▸ **Short task**
Copy out all the records exactly.

****************

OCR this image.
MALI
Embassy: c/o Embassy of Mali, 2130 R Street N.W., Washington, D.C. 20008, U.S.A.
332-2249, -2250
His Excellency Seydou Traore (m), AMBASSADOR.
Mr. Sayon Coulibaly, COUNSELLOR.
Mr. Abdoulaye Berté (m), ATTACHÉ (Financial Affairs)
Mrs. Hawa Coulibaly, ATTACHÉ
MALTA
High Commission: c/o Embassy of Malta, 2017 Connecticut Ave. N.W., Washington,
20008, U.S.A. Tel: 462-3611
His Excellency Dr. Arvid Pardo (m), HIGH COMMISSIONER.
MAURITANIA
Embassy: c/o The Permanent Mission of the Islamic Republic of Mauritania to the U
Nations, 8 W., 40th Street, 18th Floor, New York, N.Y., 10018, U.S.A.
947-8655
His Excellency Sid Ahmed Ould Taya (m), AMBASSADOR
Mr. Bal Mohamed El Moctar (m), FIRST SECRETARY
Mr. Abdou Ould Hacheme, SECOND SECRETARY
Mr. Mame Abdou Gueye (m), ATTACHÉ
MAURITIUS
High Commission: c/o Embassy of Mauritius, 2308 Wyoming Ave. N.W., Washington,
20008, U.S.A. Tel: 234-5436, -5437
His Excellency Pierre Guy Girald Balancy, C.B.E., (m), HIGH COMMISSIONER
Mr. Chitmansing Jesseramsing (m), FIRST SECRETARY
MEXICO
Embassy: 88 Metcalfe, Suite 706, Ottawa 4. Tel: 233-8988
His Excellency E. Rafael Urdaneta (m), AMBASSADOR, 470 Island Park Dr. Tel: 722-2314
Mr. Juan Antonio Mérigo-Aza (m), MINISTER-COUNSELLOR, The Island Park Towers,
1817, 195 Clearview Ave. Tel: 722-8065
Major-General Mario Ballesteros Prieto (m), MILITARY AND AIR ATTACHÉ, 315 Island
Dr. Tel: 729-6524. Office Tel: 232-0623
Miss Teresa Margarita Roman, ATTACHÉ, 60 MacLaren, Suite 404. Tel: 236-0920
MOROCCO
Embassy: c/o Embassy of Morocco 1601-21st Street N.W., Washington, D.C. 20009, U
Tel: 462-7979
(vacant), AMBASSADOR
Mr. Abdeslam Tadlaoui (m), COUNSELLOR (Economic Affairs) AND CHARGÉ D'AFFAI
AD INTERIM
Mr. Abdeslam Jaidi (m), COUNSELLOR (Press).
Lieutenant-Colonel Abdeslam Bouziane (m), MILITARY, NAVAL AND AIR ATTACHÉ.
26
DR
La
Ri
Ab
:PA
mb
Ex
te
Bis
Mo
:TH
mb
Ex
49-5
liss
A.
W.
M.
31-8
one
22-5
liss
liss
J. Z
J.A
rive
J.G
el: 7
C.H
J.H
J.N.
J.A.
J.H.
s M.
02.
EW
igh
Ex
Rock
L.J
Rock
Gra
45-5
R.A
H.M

****************

▸ **Written response**
OCR this image.
MALI
Embassy: c/o Embassy of Mali, 2130 R Street N.W., Washington, D.C. 20008, U.S.A.
332-2249, -2250
His Excellency Seydou Traore (m), AMBASSADOR.
Mr. Sayon Coulibaly, COUNSELLOR.
Mr. Abdoulaye Berté (m), ATTACHÉ (Financial Affairs)
Mrs. Hawa Coulibaly, ATTACHÉ
MALTA
High Commission: c/o Embassy of Malta, 2017 Connecticut Ave. N.W., Washington,
20008, U.S.A. Tel: 462-3611
His Excellency Dr. Arvid Pardo (m), HIGH COMMISSIONER.
MAURITANIA
Embassy: c/o The Permanent Mission of the Islamic Republic of Mauritania to the U
Nations, 8 W., 40th Street, 18th Floor, New York, N.Y., 10018, U.S.A.
947-8655
His Excellency Sid Ahmed Ould Taya (m), AMBASSADOR
Mr. Bal Mohamed El Moctar (m), FIRST SECRETARY
Mr. Abdou Ould Hacheme, SECOND SECRETARY
Mr. Mame Abdou Gueye (m), ATTACHÉ
MAURITIUS
High Commission: c/o Embassy of Mauritius, 2308 Wyoming Ave. N.W., Washington,
20008, U.S.A. Tel: 234-5436, -5437
His Excellency Pierre Guy Girald Balancy, C.B.E., (m), HIGH COMMISSIONER
Mr. Chitmansing Jesseramsing (m), FIRST SECRETARY
MEXICO
Embassy: 88 Metcalfe, Suite 706, Ottawa 4. Tel: 233-8988
His Excellency E. Rafael Urdaneta (m), AMBASSADOR, 470 Island Park Dr. Tel: 722-2314
Mr. Juan Antonio Mérigo-Aza (m), MINISTER-COUNSELLOR, The Island Park Towers,
1817, 195 Clearview Ave. Tel: 722-8065
Major-General Mario Ballesteros Prieto (m), MILITARY AND AIR ATTACHÉ, 315 Island
Dr. Tel: 729-6524. Office Tel: 232-0623
Miss Teresa Margarita Roman, ATTACHÉ, 60 MacLaren, Suite 404. Tel: 236-0920
MOROCCO
Embassy: c/o Embassy of Morocco 1601-21st Street N.W., Washington, D.C. 20009, U
Tel: 462-7979
(vacant), AMBASSADOR
Mr. Abdeslam Tadlaoui (m), COUNSELLOR (Economic Affairs) AND CHARGÉ D'AFFAI
AD INTERIM
Mr. Abdeslam Jaidi (m), COUNSELLOR (Press).
Lieutenant-Colonel Abdeslam Bouziane (m), MILITARY, NAVAL AND AIR ATTACHÉ.
26
DR
La
Ri
Ab
:PA
mb
Ex
te
Bis
Mo
:TH
mb
Ex
49-5
liss
A.
W.
M.
31-8
one
22-5
liss
liss
J. Z
J.A
rive
J.G
el: 7
C.H
J.H
J.N.
J.A.
J.H.
s M.
02.
EW
igh
Ex
Rock
L.J
Rock
Gra
45-5
R.A
H.M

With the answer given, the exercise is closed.